Without the pictures, return all of the material exactly as written.

________________________

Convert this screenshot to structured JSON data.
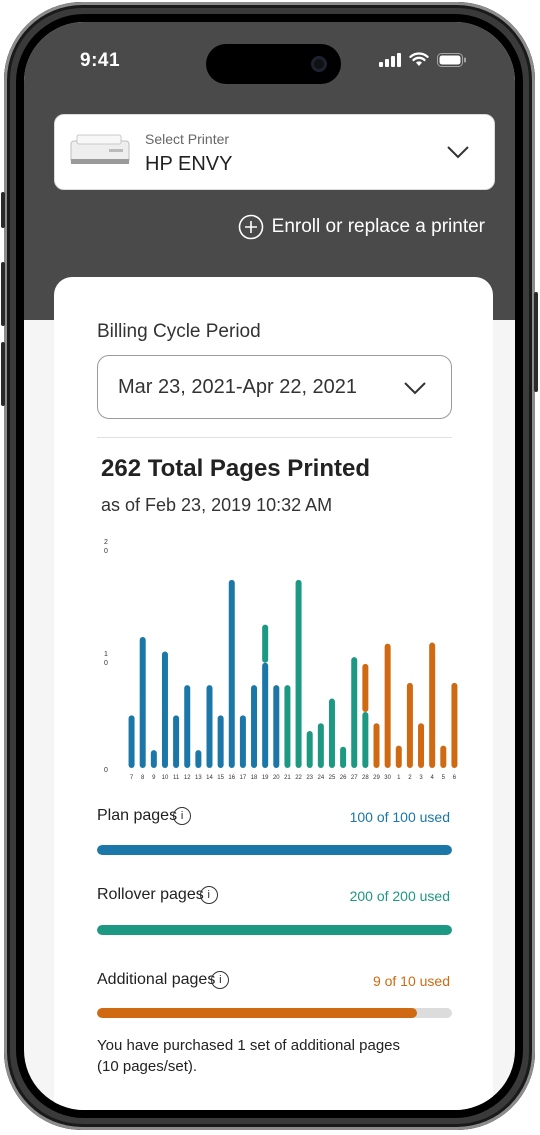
{
  "status_bar": {
    "time": "9:41"
  },
  "printer_selector": {
    "label": "Select Printer",
    "printer_name": "HP ENVY"
  },
  "enroll_link": {
    "label": "Enroll or replace a printer"
  },
  "billing": {
    "label": "Billing Cycle Period",
    "selected_period": "Mar 23, 2021-Apr 22, 2021"
  },
  "summary": {
    "total_pages": "262 Total Pages Printed",
    "as_of": "as of Feb 23, 2019 10:32 AM"
  },
  "colors": {
    "plan": "#1a77a8",
    "rollover": "#1d9883",
    "additional": "#cf6a12",
    "track": "#dcdcdc"
  },
  "chart_data": {
    "type": "bar",
    "stacked": true,
    "y_ticks": [
      "2\n0",
      "1\n0",
      "0"
    ],
    "ylim": [
      0,
      20
    ],
    "categories": [
      "7",
      "8",
      "9",
      "10",
      "11",
      "12",
      "13",
      "14",
      "15",
      "16",
      "17",
      "18",
      "19",
      "20",
      "21",
      "22",
      "23",
      "24",
      "25",
      "26",
      "27",
      "28",
      "29",
      "30",
      "1",
      "2",
      "3",
      "4",
      "5",
      "6"
    ],
    "series": [
      {
        "values": [
          4.7,
          11.7,
          1.6,
          10.4,
          4.7,
          7.4,
          1.6,
          7.4,
          4.7,
          16.8,
          4.7,
          7.4,
          9.4,
          7.4,
          0,
          0,
          0,
          0,
          0,
          0,
          0,
          0,
          0,
          0,
          0,
          0,
          0,
          0,
          0,
          0
        ]
      },
      {
        "values": [
          0,
          0,
          0,
          0,
          0,
          0,
          0,
          0,
          0,
          0,
          0,
          0,
          3.4,
          0,
          7.4,
          16.8,
          3.3,
          4.0,
          6.2,
          1.9,
          9.9,
          5.0,
          0,
          0,
          0,
          0,
          0,
          0,
          0,
          0
        ]
      },
      {
        "values": [
          0,
          0,
          0,
          0,
          0,
          0,
          0,
          0,
          0,
          0,
          0,
          0,
          0,
          0,
          0,
          0,
          0,
          0,
          0,
          0,
          0,
          4.3,
          4.0,
          11.1,
          2.0,
          7.6,
          4.0,
          11.2,
          2.0,
          7.6
        ]
      }
    ]
  },
  "usage": {
    "plan": {
      "label": "Plan pages",
      "info_icon": "i",
      "value": "100 of 100 used",
      "fraction": 1.0
    },
    "rollover": {
      "label": "Rollover pages",
      "info_icon": "i",
      "value": "200 of 200 used",
      "fraction": 1.0
    },
    "additional": {
      "label": "Additional pages",
      "info_icon": "i",
      "value": "9 of 10 used",
      "fraction": 0.9,
      "note": "You have purchased 1 set of additional pages (10 pages/set)."
    }
  }
}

________________________

(Complete response):
Convert this screenshot to structured JSON data.
{
  "status_bar": {
    "time": "9:41"
  },
  "printer_selector": {
    "label": "Select Printer",
    "printer_name": "HP ENVY"
  },
  "enroll_link": {
    "label": "Enroll or replace a printer"
  },
  "billing": {
    "label": "Billing Cycle Period",
    "selected_period": "Mar 23, 2021-Apr 22, 2021"
  },
  "summary": {
    "total_pages": "262 Total Pages Printed",
    "as_of": "as of Feb 23, 2019 10:32 AM"
  },
  "colors": {
    "plan": "#1a77a8",
    "rollover": "#1d9883",
    "additional": "#cf6a12",
    "track": "#dcdcdc"
  },
  "chart_data": {
    "type": "bar",
    "stacked": true,
    "y_ticks": [
      "2\n0",
      "1\n0",
      "0"
    ],
    "ylim": [
      0,
      20
    ],
    "categories": [
      "7",
      "8",
      "9",
      "10",
      "11",
      "12",
      "13",
      "14",
      "15",
      "16",
      "17",
      "18",
      "19",
      "20",
      "21",
      "22",
      "23",
      "24",
      "25",
      "26",
      "27",
      "28",
      "29",
      "30",
      "1",
      "2",
      "3",
      "4",
      "5",
      "6"
    ],
    "series": [
      {
        "values": [
          4.7,
          11.7,
          1.6,
          10.4,
          4.7,
          7.4,
          1.6,
          7.4,
          4.7,
          16.8,
          4.7,
          7.4,
          9.4,
          7.4,
          0,
          0,
          0,
          0,
          0,
          0,
          0,
          0,
          0,
          0,
          0,
          0,
          0,
          0,
          0,
          0
        ]
      },
      {
        "values": [
          0,
          0,
          0,
          0,
          0,
          0,
          0,
          0,
          0,
          0,
          0,
          0,
          3.4,
          0,
          7.4,
          16.8,
          3.3,
          4.0,
          6.2,
          1.9,
          9.9,
          5.0,
          0,
          0,
          0,
          0,
          0,
          0,
          0,
          0
        ]
      },
      {
        "values": [
          0,
          0,
          0,
          0,
          0,
          0,
          0,
          0,
          0,
          0,
          0,
          0,
          0,
          0,
          0,
          0,
          0,
          0,
          0,
          0,
          0,
          4.3,
          4.0,
          11.1,
          2.0,
          7.6,
          4.0,
          11.2,
          2.0,
          7.6
        ]
      }
    ]
  },
  "usage": {
    "plan": {
      "label": "Plan pages",
      "info_icon": "i",
      "value": "100 of 100 used",
      "fraction": 1.0
    },
    "rollover": {
      "label": "Rollover pages",
      "info_icon": "i",
      "value": "200 of 200 used",
      "fraction": 1.0
    },
    "additional": {
      "label": "Additional pages",
      "info_icon": "i",
      "value": "9 of 10 used",
      "fraction": 0.9,
      "note": "You have purchased 1 set of additional pages (10 pages/set)."
    }
  }
}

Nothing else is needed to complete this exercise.